Copy the data below exactly.

◆ STORED ROWS ◆
— START —

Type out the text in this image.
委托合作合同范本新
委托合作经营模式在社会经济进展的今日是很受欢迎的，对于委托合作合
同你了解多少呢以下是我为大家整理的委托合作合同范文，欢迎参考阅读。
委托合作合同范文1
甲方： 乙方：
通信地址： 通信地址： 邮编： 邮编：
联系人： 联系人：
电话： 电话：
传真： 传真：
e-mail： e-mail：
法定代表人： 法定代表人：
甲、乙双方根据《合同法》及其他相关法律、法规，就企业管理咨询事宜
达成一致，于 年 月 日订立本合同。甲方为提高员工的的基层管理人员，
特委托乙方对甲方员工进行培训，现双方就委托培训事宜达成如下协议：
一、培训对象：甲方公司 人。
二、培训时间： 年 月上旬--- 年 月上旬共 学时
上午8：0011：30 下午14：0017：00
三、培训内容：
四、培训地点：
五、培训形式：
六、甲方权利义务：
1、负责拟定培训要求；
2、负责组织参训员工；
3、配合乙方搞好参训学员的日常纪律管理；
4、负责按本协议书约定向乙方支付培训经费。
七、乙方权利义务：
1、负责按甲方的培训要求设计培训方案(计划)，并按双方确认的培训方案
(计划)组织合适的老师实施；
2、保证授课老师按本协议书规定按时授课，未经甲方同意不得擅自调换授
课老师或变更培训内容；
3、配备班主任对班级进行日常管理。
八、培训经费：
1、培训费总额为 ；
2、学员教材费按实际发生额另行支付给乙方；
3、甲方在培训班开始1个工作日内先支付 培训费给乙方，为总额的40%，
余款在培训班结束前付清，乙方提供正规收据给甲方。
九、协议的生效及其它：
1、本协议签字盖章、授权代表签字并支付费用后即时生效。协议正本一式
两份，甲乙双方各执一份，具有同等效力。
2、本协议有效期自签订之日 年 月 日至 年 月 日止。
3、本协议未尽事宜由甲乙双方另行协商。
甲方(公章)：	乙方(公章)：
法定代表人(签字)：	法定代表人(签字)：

— END —

◆ WORKED ANSWER ◆
Type out the text in this image.
委托合作合同范本新
委托合作经营模式在社会经济进展的今日是很受欢迎的，对于委托合作合
同你了解多少呢以下是我为大家整理的委托合作合同范文，欢迎参考阅读。
委托合作合同范文1
甲方： 乙方：
通信地址： 通信地址： 邮编： 邮编：
联系人： 联系人：
电话： 电话：
传真： 传真：
e-mail： e-mail：
法定代表人： 法定代表人：
甲、乙双方根据《合同法》及其他相关法律、法规，就企业管理咨询事宜
达成一致，于 年 月 日订立本合同。甲方为提高员工的的基层管理人员，
特委托乙方对甲方员工进行培训，现双方就委托培训事宜达成如下协议：
一、培训对象：甲方公司 人。
二、培训时间： 年 月上旬--- 年 月上旬共 学时
上午8：0011：30 下午14：0017：00
三、培训内容：
四、培训地点：
五、培训形式：
六、甲方权利义务：
1、负责拟定培训要求；
2、负责组织参训员工；
3、配合乙方搞好参训学员的日常纪律管理；
4、负责按本协议书约定向乙方支付培训经费。
七、乙方权利义务：
1、负责按甲方的培训要求设计培训方案(计划)，并按双方确认的培训方案
(计划)组织合适的老师实施；
2、保证授课老师按本协议书规定按时授课，未经甲方同意不得擅自调换授
课老师或变更培训内容；
3、配备班主任对班级进行日常管理。
八、培训经费：
1、培训费总额为 ；
2、学员教材费按实际发生额另行支付给乙方；
3、甲方在培训班开始1个工作日内先支付 培训费给乙方，为总额的40%，
余款在培训班结束前付清，乙方提供正规收据给甲方。
九、协议的生效及其它：
1、本协议签字盖章、授权代表签字并支付费用后即时生效。协议正本一式
两份，甲乙双方各执一份，具有同等效力。
2、本协议有效期自签订之日 年 月 日至 年 月 日止。
3、本协议未尽事宜由甲乙双方另行协商。
甲方(公章)：	乙方(公章)：
法定代表人(签字)：	法定代表人(签字)：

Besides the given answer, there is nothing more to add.